[Data extracted from a collection]
= = = = = = =

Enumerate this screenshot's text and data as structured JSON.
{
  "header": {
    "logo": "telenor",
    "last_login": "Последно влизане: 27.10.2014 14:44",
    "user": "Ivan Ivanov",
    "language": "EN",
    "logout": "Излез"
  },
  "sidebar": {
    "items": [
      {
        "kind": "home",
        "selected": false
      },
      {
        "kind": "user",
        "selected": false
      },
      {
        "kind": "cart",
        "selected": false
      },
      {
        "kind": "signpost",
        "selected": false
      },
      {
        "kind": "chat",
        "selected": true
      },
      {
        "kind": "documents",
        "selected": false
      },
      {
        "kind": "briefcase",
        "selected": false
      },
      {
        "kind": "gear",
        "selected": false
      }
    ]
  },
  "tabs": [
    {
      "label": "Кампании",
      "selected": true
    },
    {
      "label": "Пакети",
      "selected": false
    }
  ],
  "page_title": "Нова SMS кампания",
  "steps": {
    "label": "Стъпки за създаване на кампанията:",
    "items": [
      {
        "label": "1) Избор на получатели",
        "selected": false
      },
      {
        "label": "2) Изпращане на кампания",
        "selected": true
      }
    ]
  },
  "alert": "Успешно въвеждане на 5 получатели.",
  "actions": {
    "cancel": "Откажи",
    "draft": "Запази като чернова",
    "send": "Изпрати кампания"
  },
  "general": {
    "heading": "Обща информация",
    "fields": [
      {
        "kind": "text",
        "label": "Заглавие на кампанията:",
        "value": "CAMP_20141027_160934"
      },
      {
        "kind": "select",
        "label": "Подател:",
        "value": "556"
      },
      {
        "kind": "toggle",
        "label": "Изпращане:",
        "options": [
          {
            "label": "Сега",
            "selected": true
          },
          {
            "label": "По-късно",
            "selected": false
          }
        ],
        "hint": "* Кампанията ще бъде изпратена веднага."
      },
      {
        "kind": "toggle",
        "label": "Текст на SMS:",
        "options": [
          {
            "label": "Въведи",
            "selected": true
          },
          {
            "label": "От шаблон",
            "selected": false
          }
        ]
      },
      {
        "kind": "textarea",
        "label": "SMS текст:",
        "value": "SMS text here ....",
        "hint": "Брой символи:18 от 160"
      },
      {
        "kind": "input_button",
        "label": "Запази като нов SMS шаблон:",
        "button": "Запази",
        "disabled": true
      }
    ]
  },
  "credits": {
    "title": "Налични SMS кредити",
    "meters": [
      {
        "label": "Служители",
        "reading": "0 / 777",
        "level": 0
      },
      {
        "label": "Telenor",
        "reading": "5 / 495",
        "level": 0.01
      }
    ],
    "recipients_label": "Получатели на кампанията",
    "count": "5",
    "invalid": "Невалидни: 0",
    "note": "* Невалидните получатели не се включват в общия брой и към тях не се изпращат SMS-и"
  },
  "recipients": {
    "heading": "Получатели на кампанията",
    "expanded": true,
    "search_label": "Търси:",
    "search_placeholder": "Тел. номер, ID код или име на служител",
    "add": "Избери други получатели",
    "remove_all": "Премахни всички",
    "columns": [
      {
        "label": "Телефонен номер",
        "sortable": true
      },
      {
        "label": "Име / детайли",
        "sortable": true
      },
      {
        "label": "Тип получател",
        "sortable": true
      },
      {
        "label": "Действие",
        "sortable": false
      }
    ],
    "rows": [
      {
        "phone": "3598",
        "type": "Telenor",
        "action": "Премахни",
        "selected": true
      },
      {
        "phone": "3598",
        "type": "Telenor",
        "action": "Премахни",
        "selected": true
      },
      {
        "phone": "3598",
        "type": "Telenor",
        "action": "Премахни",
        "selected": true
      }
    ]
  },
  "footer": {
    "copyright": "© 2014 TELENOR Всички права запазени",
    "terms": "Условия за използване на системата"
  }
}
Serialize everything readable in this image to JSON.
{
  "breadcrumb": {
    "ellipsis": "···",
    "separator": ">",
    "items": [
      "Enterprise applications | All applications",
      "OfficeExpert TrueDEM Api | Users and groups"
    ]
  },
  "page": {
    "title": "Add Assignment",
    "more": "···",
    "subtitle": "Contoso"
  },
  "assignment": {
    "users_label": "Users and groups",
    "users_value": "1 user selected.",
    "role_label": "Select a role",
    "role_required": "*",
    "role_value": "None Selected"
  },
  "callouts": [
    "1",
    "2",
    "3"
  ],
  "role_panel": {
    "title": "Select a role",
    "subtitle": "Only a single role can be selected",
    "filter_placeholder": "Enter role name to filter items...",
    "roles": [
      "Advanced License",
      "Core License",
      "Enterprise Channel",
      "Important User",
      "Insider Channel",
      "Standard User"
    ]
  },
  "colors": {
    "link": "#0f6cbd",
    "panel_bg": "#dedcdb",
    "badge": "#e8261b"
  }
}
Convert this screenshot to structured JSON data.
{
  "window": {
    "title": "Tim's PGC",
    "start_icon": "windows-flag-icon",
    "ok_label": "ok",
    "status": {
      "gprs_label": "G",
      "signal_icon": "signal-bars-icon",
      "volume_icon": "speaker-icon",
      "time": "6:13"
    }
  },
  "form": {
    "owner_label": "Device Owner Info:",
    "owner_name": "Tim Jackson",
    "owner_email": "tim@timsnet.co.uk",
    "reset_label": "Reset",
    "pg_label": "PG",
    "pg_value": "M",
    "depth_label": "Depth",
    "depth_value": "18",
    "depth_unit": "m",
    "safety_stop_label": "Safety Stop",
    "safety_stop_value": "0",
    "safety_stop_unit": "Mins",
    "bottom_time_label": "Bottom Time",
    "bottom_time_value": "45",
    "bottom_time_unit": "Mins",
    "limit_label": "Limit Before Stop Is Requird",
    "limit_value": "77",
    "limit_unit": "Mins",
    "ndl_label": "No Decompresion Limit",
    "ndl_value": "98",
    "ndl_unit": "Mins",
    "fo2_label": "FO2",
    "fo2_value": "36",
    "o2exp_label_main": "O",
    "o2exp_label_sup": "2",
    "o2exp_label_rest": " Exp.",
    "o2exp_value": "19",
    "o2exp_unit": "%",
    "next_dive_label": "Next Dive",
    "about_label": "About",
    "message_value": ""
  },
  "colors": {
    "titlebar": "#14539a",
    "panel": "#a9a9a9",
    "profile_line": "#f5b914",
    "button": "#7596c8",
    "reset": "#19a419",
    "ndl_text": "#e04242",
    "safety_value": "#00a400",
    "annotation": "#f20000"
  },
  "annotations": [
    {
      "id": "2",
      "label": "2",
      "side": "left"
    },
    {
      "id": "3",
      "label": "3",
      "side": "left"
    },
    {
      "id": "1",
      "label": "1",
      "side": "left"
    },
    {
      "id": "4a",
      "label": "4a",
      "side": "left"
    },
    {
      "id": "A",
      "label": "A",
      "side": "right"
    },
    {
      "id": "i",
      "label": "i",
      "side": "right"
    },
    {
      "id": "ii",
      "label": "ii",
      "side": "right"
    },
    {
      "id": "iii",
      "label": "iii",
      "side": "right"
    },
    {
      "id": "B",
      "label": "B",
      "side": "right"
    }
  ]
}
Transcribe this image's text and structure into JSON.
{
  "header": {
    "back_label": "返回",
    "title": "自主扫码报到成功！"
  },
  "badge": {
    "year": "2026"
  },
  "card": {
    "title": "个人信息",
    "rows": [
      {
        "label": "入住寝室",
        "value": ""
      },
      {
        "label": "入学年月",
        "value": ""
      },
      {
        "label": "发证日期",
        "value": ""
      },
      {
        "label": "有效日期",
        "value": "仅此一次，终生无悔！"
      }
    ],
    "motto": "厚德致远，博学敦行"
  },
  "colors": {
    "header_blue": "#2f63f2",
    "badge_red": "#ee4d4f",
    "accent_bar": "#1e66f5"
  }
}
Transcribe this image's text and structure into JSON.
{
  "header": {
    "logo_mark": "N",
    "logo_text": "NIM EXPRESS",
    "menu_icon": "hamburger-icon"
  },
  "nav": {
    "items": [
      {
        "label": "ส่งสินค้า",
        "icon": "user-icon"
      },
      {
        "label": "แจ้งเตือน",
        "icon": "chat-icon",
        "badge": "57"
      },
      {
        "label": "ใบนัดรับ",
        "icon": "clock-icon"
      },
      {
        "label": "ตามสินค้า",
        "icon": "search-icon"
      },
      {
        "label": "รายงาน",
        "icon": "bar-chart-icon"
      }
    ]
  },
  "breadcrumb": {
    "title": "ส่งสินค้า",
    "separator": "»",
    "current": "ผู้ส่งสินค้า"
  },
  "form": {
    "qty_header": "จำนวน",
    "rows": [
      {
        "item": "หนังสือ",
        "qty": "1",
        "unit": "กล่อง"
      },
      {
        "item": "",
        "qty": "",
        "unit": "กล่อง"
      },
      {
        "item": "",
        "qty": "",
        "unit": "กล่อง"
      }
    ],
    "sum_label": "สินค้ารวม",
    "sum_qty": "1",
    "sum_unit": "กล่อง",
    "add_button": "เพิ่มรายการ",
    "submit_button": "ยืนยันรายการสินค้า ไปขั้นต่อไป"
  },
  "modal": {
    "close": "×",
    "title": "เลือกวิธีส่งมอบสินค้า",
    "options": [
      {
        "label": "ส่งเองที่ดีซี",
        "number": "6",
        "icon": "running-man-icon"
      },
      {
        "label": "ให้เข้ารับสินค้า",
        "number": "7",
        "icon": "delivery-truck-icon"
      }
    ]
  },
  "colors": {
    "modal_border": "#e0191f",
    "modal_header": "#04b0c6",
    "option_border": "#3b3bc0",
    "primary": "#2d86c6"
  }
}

= = = = = = =

_Directive:_ Scan the material above. Return every line containing the string "subtitle".

_Solved problem:_
    "subtitle": "Contoso"
    "subtitle": "Only a single role can be selected",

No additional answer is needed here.